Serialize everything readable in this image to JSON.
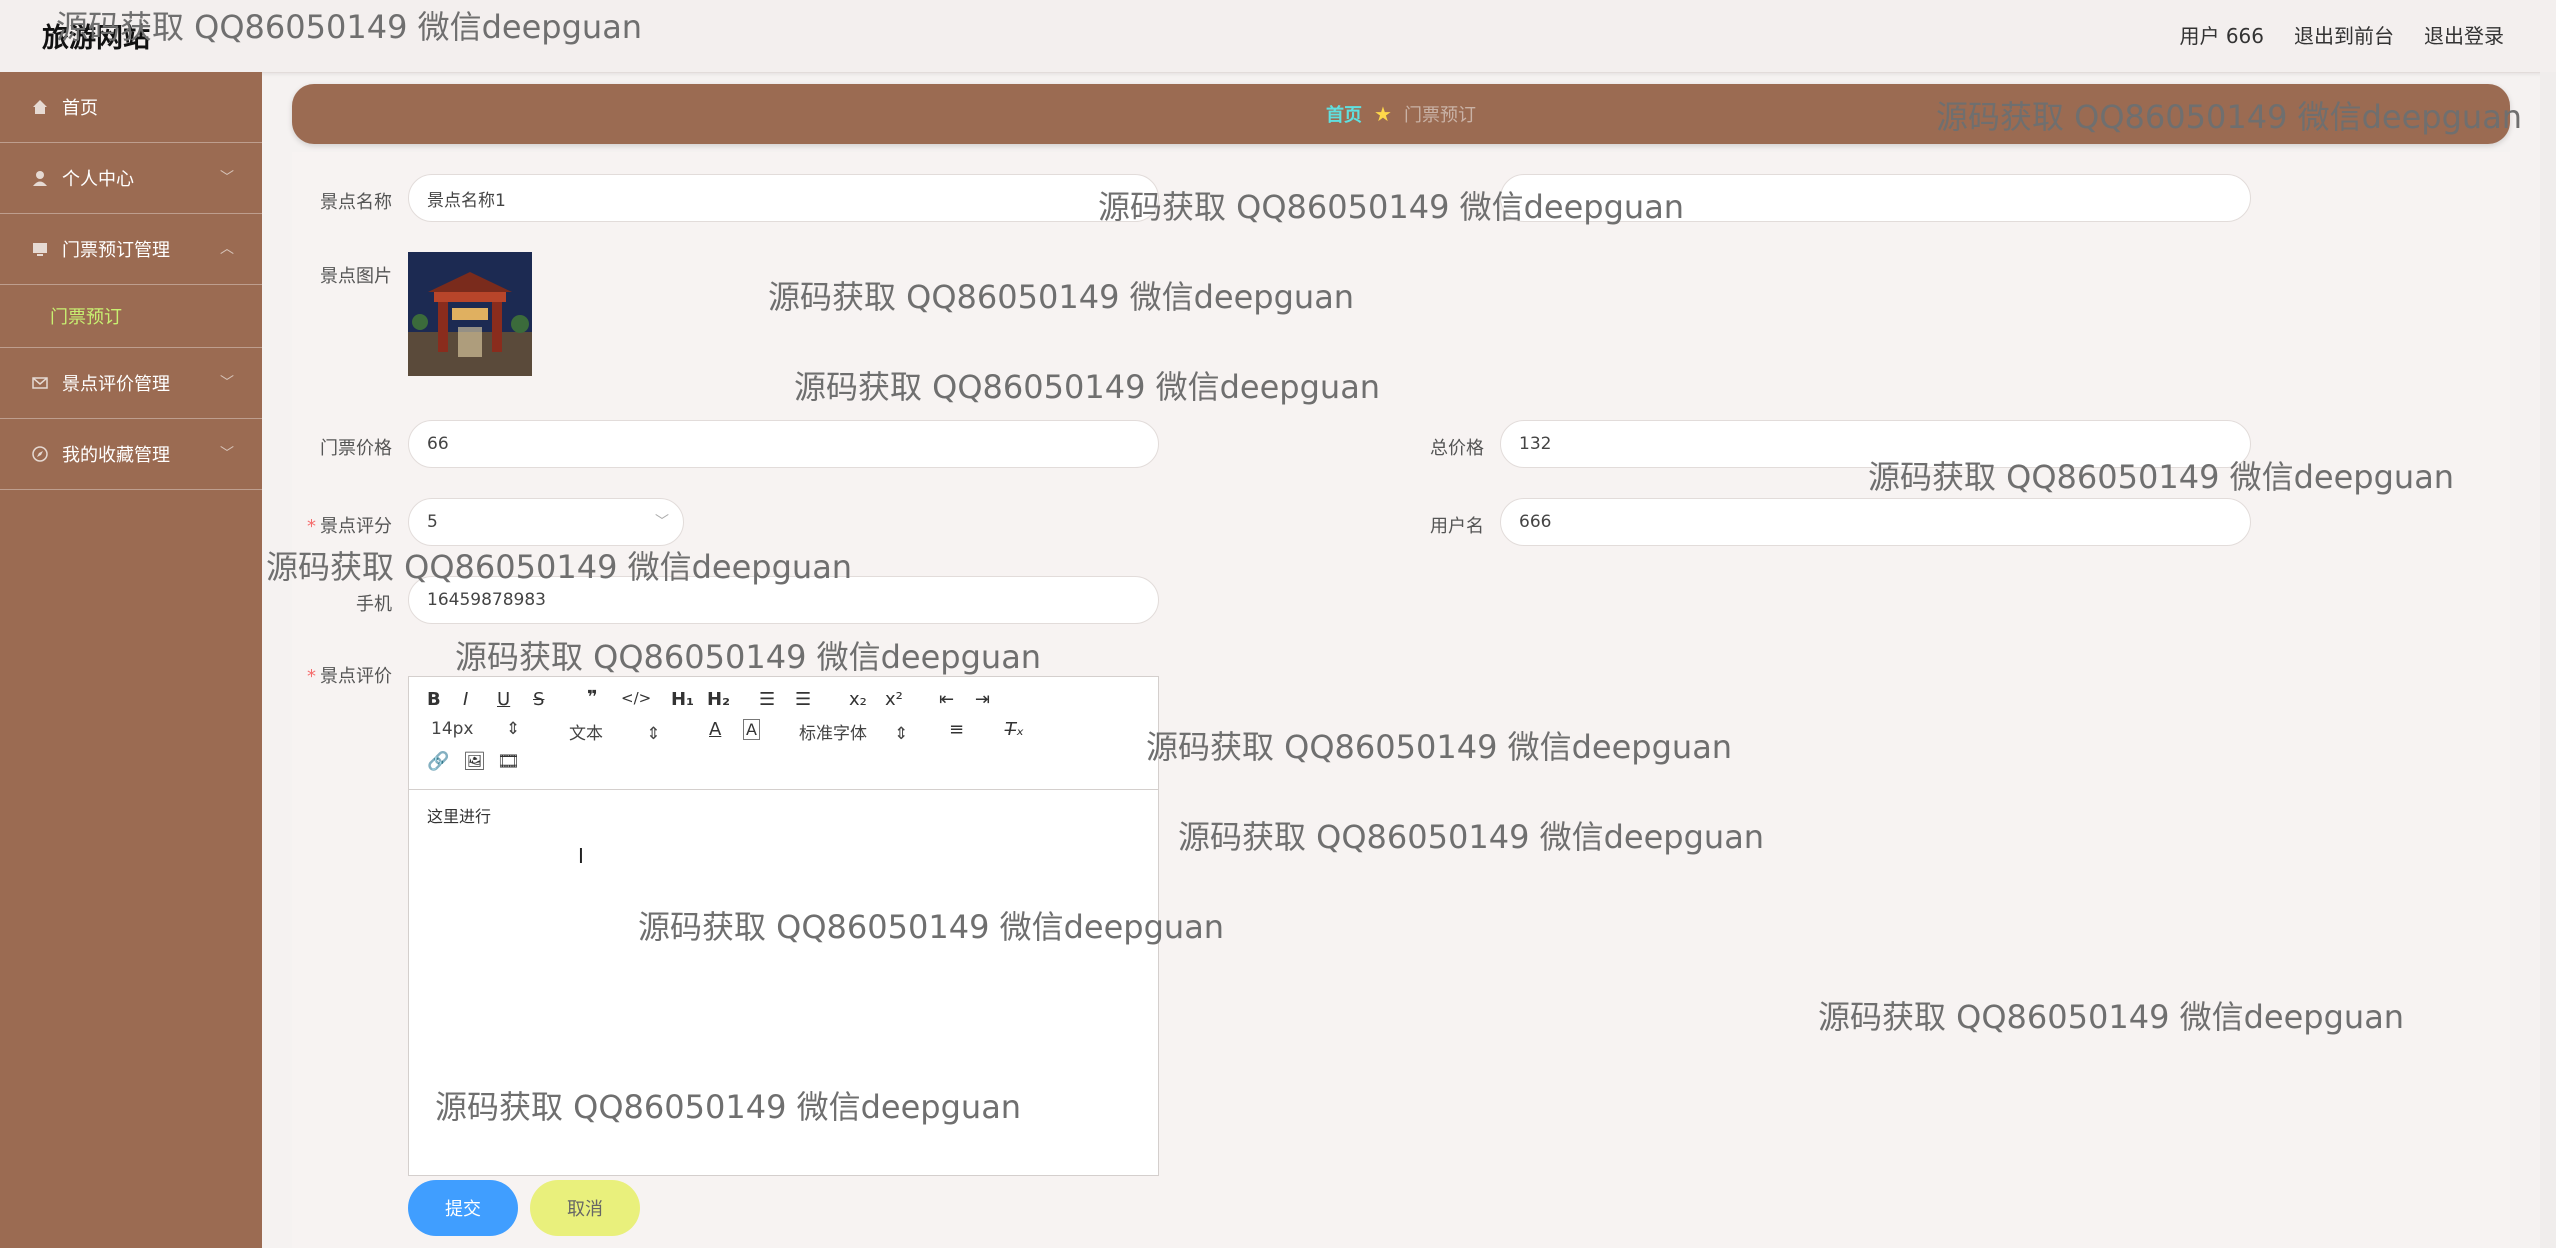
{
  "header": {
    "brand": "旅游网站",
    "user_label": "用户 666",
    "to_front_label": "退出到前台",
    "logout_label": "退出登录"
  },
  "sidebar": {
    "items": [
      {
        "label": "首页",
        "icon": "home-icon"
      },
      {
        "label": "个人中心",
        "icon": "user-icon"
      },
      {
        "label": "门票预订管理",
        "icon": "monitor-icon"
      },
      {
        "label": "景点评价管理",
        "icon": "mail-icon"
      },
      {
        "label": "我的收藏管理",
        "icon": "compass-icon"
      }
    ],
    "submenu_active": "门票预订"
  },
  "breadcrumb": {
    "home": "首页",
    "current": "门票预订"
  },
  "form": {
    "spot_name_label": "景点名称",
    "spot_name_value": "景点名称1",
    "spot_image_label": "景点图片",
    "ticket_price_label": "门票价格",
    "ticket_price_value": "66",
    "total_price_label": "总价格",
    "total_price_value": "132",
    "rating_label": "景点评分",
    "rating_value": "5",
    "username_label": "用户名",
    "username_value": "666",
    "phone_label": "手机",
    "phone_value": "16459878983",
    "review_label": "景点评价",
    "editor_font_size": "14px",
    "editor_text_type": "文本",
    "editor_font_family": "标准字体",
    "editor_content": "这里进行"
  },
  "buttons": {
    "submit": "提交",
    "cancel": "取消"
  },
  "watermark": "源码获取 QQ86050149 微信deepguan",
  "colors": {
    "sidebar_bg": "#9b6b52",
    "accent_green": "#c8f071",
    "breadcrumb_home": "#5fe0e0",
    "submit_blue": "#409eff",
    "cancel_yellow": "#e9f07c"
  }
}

########

**Description of the task**
Extract all the entries word for word; omit any pictures.

**Complete answer**
Serialize everything readable in this image to JSON.
{
  "header": {
    "brand": "旅游网站",
    "user_label": "用户 666",
    "to_front_label": "退出到前台",
    "logout_label": "退出登录"
  },
  "sidebar": {
    "items": [
      {
        "label": "首页",
        "icon": "home-icon"
      },
      {
        "label": "个人中心",
        "icon": "user-icon"
      },
      {
        "label": "门票预订管理",
        "icon": "monitor-icon"
      },
      {
        "label": "景点评价管理",
        "icon": "mail-icon"
      },
      {
        "label": "我的收藏管理",
        "icon": "compass-icon"
      }
    ],
    "submenu_active": "门票预订"
  },
  "breadcrumb": {
    "home": "首页",
    "current": "门票预订"
  },
  "form": {
    "spot_name_label": "景点名称",
    "spot_name_value": "景点名称1",
    "spot_image_label": "景点图片",
    "ticket_price_label": "门票价格",
    "ticket_price_value": "66",
    "total_price_label": "总价格",
    "total_price_value": "132",
    "rating_label": "景点评分",
    "rating_value": "5",
    "username_label": "用户名",
    "username_value": "666",
    "phone_label": "手机",
    "phone_value": "16459878983",
    "review_label": "景点评价",
    "editor_font_size": "14px",
    "editor_text_type": "文本",
    "editor_font_family": "标准字体",
    "editor_content": "这里进行"
  },
  "buttons": {
    "submit": "提交",
    "cancel": "取消"
  },
  "watermark": "源码获取 QQ86050149 微信deepguan",
  "colors": {
    "sidebar_bg": "#9b6b52",
    "accent_green": "#c8f071",
    "breadcrumb_home": "#5fe0e0",
    "submit_blue": "#409eff",
    "cancel_yellow": "#e9f07c"
  }
}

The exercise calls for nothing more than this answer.